| Consigne 1 |
Recopiez fidèlement le passage du texte sur l'enquête pour discrimination qui commence aux mots « Trophée n°2 » et s'arrête après « un harcèlement discriminatoire. ».
| Consigne 2 |
D'après le texte sur l'enquête pour discrimination, quel délai l'enquête ne peut-elle pas dépasser selon le guide interne des ministères sociaux ?

| Source |
------------------------------------------------------------------------
Pour le temps record écoulé entre le signalement pointant l’existence d’une discrimination en 2016 et l’ouverture de l’enquête en 2022, soit 6 ans !

Trophée n°2

Sept signalements avant le déclenchement de l’enquête : un par an entre 2016 et 2021 et deux en 2022 portant sur la rémunération, le déroulement de carrière, l’atteinte aux mandats syndicaux, un harcèlement discriminatoire.

Trophée n°3

Pour la durée de l’enquête : Alors que le guide interne des ministères sociaux indique que l’enquête ne peut excéder un délai de 3 mois, que la Défenseure Des Droits préconise (recommandation n°9) aux employeurs privés comme publics de conclure l’enquête interne dans les délais les plus brefs possibles, il aura fallu 2 ans et 8 mois et de multiples relances pour que la commission d’enquête rende son rapport. Soit 8 ans et 8 mois après le premier signalement.

Trophée n°4

Pour la modification du rapport d’enquête par l’employeur. Alors que « La Défenseure Des Droits souligne que l’employeur doit s’abstenir d’exercer toute forme de pression sur l’enquêteur en vue d’atteindre un résultat qui le favoriserait » (recommandation n°20), la DRH des ministères sociaux confirme avoir relu et fait modifier le rapport d’enquête.
------------------------------------------------------------------------
Données recueillies:

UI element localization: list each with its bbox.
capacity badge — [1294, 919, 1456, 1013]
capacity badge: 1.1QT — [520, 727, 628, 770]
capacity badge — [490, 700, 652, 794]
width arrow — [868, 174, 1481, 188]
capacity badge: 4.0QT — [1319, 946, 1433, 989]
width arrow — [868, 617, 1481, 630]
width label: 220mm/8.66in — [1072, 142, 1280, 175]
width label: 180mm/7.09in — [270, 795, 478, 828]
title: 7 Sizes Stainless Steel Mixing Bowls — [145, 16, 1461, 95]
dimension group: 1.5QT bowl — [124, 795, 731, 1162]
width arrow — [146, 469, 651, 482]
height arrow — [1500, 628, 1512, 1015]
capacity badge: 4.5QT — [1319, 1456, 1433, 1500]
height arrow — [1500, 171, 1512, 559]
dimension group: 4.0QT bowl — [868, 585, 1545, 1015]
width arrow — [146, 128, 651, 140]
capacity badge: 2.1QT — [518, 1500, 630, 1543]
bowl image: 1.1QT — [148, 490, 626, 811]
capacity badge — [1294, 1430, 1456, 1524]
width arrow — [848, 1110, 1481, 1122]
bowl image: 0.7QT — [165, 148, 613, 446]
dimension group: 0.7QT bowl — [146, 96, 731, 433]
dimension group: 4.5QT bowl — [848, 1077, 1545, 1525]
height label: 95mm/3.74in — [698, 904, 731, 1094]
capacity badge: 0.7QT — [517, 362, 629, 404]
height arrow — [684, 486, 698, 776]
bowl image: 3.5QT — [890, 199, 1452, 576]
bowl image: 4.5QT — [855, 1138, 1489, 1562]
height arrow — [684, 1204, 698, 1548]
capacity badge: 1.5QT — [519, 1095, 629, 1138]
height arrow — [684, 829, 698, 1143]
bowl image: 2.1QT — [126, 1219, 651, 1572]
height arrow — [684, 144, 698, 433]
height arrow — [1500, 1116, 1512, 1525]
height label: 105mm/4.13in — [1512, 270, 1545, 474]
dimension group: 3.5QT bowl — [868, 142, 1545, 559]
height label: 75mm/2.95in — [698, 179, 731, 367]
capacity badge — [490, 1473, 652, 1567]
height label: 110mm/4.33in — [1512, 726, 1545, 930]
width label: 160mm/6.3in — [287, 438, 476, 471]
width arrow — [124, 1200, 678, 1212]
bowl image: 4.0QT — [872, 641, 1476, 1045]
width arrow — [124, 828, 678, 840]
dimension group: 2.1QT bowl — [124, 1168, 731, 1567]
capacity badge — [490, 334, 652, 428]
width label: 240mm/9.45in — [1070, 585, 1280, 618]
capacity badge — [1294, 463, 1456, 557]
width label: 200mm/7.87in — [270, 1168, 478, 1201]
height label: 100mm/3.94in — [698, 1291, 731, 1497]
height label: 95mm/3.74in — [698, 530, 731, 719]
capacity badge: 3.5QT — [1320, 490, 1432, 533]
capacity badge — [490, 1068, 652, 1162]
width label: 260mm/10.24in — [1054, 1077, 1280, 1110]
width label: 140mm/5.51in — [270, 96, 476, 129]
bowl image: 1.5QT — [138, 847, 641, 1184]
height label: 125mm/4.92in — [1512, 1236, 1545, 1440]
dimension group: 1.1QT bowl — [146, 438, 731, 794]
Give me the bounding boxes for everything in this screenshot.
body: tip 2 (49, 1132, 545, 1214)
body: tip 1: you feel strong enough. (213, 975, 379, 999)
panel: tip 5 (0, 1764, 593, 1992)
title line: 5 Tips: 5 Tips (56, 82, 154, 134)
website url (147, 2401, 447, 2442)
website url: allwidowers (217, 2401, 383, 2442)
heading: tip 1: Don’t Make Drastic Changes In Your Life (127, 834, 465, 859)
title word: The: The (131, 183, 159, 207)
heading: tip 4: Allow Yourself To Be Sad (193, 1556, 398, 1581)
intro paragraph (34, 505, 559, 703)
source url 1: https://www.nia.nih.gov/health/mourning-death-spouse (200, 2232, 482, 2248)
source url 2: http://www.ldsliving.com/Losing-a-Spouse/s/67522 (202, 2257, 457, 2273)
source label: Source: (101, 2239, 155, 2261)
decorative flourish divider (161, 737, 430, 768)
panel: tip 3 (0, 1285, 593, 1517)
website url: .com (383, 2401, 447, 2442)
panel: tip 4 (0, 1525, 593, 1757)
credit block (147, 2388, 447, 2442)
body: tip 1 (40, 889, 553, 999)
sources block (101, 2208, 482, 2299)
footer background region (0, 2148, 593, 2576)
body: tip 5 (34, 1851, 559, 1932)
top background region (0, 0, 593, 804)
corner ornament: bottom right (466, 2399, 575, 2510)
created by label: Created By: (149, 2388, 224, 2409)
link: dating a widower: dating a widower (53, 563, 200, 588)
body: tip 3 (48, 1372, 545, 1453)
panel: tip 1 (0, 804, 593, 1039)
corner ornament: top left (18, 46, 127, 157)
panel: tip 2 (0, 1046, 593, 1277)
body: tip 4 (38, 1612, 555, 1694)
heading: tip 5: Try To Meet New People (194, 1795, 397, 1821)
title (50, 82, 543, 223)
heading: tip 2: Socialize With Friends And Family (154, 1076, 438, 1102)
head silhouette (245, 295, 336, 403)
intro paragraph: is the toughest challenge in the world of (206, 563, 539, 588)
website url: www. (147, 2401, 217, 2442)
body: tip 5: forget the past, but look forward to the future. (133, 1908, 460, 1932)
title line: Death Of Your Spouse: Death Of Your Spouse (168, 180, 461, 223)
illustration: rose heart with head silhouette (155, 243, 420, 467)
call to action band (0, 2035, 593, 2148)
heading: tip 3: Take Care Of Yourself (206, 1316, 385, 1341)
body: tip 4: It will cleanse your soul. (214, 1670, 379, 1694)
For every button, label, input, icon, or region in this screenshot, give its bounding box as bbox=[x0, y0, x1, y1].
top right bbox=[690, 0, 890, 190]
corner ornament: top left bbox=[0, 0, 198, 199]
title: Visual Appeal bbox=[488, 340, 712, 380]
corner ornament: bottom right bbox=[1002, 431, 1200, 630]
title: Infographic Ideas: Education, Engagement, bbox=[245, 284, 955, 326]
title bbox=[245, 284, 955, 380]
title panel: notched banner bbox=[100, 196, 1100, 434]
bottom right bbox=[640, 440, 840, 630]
------------------------------------------------------------------------
| Réponse finale 1 |
Trophée n°2

Sept signalements avant le déclenchement de l’enquête : un par an entre 2016 et 2021 et deux en 2022 portant sur la rémunération, le déroulement de carrière, l’atteinte aux mandats syndicaux, un harcèlement discriminatoire.

| Réponse finale 2 |
Un délai de 3 mois.